• [Direction]:
Transcribe the listing below verbatim, line for line, omitting the pictures from your answer.

• [Data to use]:
☆ ☆ ☆ ☆

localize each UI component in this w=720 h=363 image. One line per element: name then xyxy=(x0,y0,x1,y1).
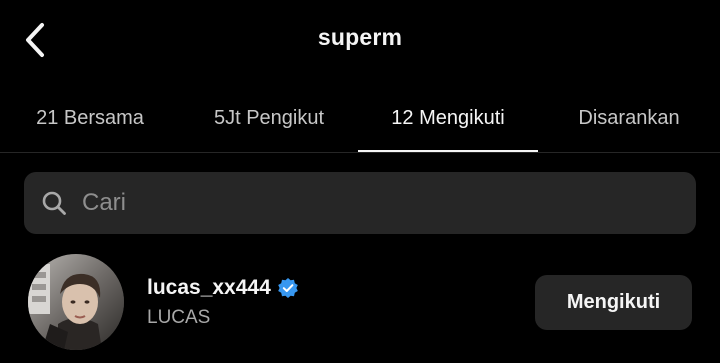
avatar[interactable] xyxy=(28,254,124,350)
full-name: LUCAS xyxy=(147,307,211,328)
page-title: superm xyxy=(317,24,403,50)
search-bar[interactable] xyxy=(24,172,696,234)
tab-following[interactable]: 12 Mengikuti xyxy=(358,84,538,152)
top-bar: superm xyxy=(0,0,720,84)
tab-bar: 21 Bersama 5Jt Pengikut 12 Mengikuti Dis… xyxy=(0,84,720,153)
search-input[interactable] xyxy=(80,182,696,224)
tab-mutual[interactable]: 21 Bersama xyxy=(0,84,180,152)
verified-badge-icon xyxy=(277,277,299,299)
username-line: lucas_xx444 xyxy=(147,276,299,300)
following-button[interactable]: Mengikuti xyxy=(535,275,692,330)
tab-followers[interactable]: 5Jt Pengikut xyxy=(180,84,358,152)
search-icon xyxy=(40,189,68,217)
list-item[interactable]: lucas_xx444 LUCAS Mengikuti xyxy=(0,250,720,355)
tab-suggested[interactable]: Disarankan xyxy=(538,84,720,152)
active-tab-indicator xyxy=(358,150,538,152)
username[interactable]: lucas_xx444 xyxy=(147,276,271,300)
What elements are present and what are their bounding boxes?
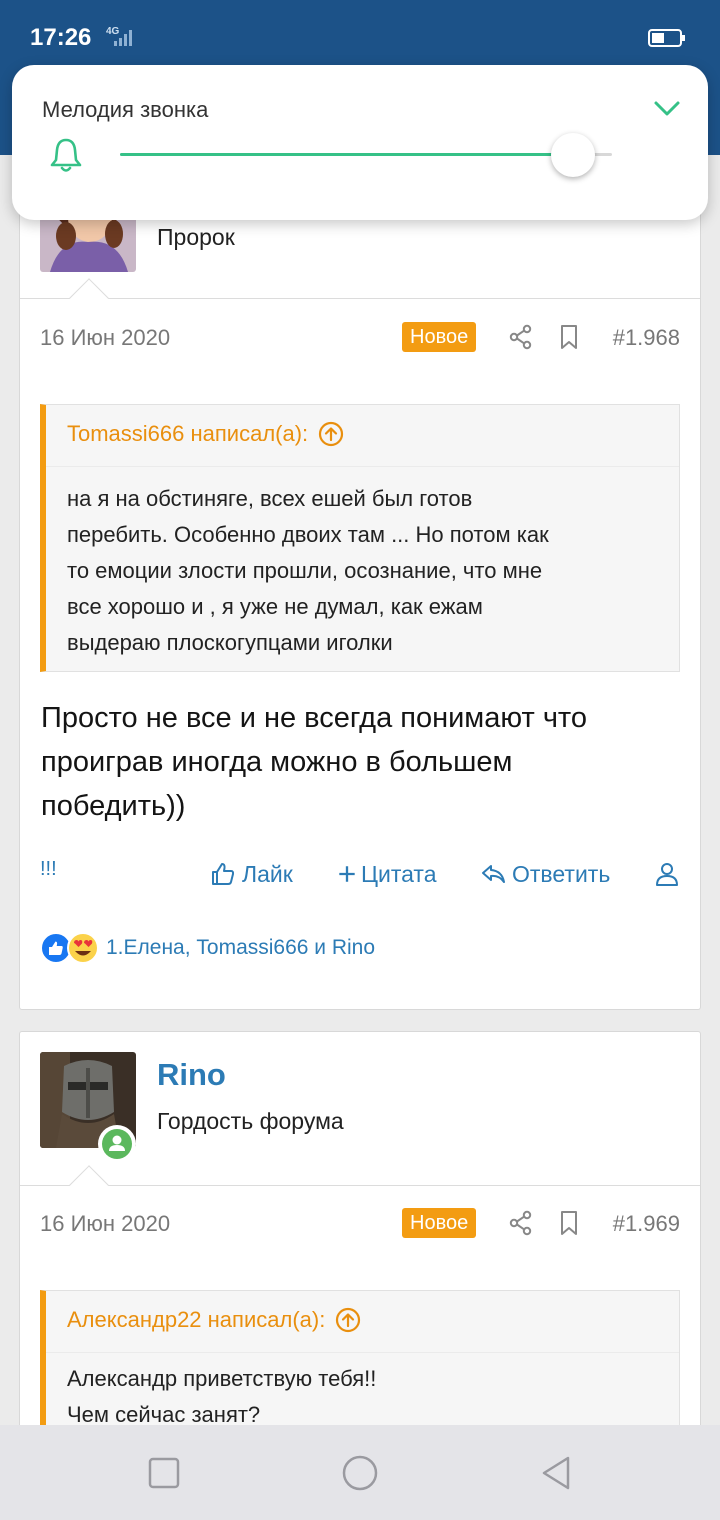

☆ ☆ ☆ ☆

• [Response below]:
localize each UI component in this w=720 h=363 image. One line per element: name then xyxy=(x0,y0,x1,y1).
avatar[interactable] xyxy=(28,254,124,350)
full-name: LUCAS xyxy=(147,307,211,328)
page-title: superm xyxy=(317,24,403,50)
search-bar[interactable] xyxy=(24,172,696,234)
tab-following[interactable]: 12 Mengikuti xyxy=(358,84,538,152)
top-bar: superm xyxy=(0,0,720,84)
tab-bar: 21 Bersama 5Jt Pengikut 12 Mengikuti Dis… xyxy=(0,84,720,153)
search-input[interactable] xyxy=(80,182,696,224)
tab-mutual[interactable]: 21 Bersama xyxy=(0,84,180,152)
verified-badge-icon xyxy=(277,277,299,299)
username-line: lucas_xx444 xyxy=(147,276,299,300)
following-button[interactable]: Mengikuti xyxy=(535,275,692,330)
tab-followers[interactable]: 5Jt Pengikut xyxy=(180,84,358,152)
search-icon xyxy=(40,189,68,217)
list-item[interactable]: lucas_xx444 LUCAS Mengikuti xyxy=(0,250,720,355)
tab-suggested[interactable]: Disarankan xyxy=(538,84,720,152)
active-tab-indicator xyxy=(358,150,538,152)
username[interactable]: lucas_xx444 xyxy=(147,276,271,300)
What elements are present and what are their bounding boxes?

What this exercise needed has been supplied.